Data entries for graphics
-------------------------

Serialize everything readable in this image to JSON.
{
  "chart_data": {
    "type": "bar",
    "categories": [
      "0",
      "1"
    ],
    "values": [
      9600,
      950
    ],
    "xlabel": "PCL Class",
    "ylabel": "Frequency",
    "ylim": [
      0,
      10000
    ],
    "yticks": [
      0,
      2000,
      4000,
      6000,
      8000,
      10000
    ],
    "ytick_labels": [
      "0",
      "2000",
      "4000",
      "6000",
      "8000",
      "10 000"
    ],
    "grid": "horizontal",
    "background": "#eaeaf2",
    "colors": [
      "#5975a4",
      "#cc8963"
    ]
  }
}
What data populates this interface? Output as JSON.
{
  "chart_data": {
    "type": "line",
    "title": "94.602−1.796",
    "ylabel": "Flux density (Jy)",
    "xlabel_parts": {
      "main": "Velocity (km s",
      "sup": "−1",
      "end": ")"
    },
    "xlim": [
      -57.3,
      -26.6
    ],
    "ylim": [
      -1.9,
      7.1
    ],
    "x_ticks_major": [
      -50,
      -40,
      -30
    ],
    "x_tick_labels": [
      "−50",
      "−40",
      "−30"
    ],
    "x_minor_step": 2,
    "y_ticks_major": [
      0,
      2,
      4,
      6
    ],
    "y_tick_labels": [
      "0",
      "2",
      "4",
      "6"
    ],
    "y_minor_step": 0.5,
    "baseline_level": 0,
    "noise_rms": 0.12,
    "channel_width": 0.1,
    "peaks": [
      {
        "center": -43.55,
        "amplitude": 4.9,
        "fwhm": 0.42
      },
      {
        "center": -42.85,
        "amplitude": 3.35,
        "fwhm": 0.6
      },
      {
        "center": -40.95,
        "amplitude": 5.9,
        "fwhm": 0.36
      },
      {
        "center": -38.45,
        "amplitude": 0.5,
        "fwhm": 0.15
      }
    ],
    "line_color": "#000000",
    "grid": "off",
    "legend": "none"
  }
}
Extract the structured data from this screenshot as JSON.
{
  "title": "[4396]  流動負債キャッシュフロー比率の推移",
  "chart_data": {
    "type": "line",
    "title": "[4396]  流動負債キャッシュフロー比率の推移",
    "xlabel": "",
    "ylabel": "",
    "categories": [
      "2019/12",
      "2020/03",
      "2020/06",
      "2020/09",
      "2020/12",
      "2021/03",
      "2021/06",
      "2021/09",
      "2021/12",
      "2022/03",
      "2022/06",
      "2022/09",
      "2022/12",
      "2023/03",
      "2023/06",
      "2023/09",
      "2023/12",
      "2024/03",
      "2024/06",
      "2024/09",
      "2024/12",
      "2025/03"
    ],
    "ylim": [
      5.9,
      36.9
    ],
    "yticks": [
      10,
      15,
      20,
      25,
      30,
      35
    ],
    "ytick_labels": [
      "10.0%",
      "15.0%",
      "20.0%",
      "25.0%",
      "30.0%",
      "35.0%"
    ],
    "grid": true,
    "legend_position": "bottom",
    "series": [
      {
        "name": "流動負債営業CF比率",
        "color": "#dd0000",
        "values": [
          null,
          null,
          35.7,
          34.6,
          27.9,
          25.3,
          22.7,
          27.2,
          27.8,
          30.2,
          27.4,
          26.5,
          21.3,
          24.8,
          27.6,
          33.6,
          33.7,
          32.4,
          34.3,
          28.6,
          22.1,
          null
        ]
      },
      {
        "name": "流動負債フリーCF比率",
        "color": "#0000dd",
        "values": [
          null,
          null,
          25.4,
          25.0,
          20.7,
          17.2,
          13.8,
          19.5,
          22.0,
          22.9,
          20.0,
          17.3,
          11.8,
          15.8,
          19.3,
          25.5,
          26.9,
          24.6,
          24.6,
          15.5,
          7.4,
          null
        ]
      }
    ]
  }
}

-------------------------

*The task*
Extract the listing in its entirety and repeat it exactly.

*Solution to the exercise*
Serialize everything readable in this image to JSON.
{
  "chart_data": {
    "type": "bar",
    "categories": [
      "0",
      "1"
    ],
    "values": [
      9600,
      950
    ],
    "xlabel": "PCL Class",
    "ylabel": "Frequency",
    "ylim": [
      0,
      10000
    ],
    "yticks": [
      0,
      2000,
      4000,
      6000,
      8000,
      10000
    ],
    "ytick_labels": [
      "0",
      "2000",
      "4000",
      "6000",
      "8000",
      "10 000"
    ],
    "grid": "horizontal",
    "background": "#eaeaf2",
    "colors": [
      "#5975a4",
      "#cc8963"
    ]
  }
}
What data populates this interface? Output as JSON.
{
  "chart_data": {
    "type": "line",
    "title": "94.602−1.796",
    "ylabel": "Flux density (Jy)",
    "xlabel_parts": {
      "main": "Velocity (km s",
      "sup": "−1",
      "end": ")"
    },
    "xlim": [
      -57.3,
      -26.6
    ],
    "ylim": [
      -1.9,
      7.1
    ],
    "x_ticks_major": [
      -50,
      -40,
      -30
    ],
    "x_tick_labels": [
      "−50",
      "−40",
      "−30"
    ],
    "x_minor_step": 2,
    "y_ticks_major": [
      0,
      2,
      4,
      6
    ],
    "y_tick_labels": [
      "0",
      "2",
      "4",
      "6"
    ],
    "y_minor_step": 0.5,
    "baseline_level": 0,
    "noise_rms": 0.12,
    "channel_width": 0.1,
    "peaks": [
      {
        "center": -43.55,
        "amplitude": 4.9,
        "fwhm": 0.42
      },
      {
        "center": -42.85,
        "amplitude": 3.35,
        "fwhm": 0.6
      },
      {
        "center": -40.95,
        "amplitude": 5.9,
        "fwhm": 0.36
      },
      {
        "center": -38.45,
        "amplitude": 0.5,
        "fwhm": 0.15
      }
    ],
    "line_color": "#000000",
    "grid": "off",
    "legend": "none"
  }
}
Extract the structured data from this screenshot as JSON.
{
  "title": "[4396]  流動負債キャッシュフロー比率の推移",
  "chart_data": {
    "type": "line",
    "title": "[4396]  流動負債キャッシュフロー比率の推移",
    "xlabel": "",
    "ylabel": "",
    "categories": [
      "2019/12",
      "2020/03",
      "2020/06",
      "2020/09",
      "2020/12",
      "2021/03",
      "2021/06",
      "2021/09",
      "2021/12",
      "2022/03",
      "2022/06",
      "2022/09",
      "2022/12",
      "2023/03",
      "2023/06",
      "2023/09",
      "2023/12",
      "2024/03",
      "2024/06",
      "2024/09",
      "2024/12",
      "2025/03"
    ],
    "ylim": [
      5.9,
      36.9
    ],
    "yticks": [
      10,
      15,
      20,
      25,
      30,
      35
    ],
    "ytick_labels": [
      "10.0%",
      "15.0%",
      "20.0%",
      "25.0%",
      "30.0%",
      "35.0%"
    ],
    "grid": true,
    "legend_position": "bottom",
    "series": [
      {
        "name": "流動負債営業CF比率",
        "color": "#dd0000",
        "values": [
          null,
          null,
          35.7,
          34.6,
          27.9,
          25.3,
          22.7,
          27.2,
          27.8,
          30.2,
          27.4,
          26.5,
          21.3,
          24.8,
          27.6,
          33.6,
          33.7,
          32.4,
          34.3,
          28.6,
          22.1,
          null
        ]
      },
      {
        "name": "流動負債フリーCF比率",
        "color": "#0000dd",
        "values": [
          null,
          null,
          25.4,
          25.0,
          20.7,
          17.2,
          13.8,
          19.5,
          22.0,
          22.9,
          20.0,
          17.3,
          11.8,
          15.8,
          19.3,
          25.5,
          26.9,
          24.6,
          24.6,
          15.5,
          7.4,
          null
        ]
      }
    ]
  }
}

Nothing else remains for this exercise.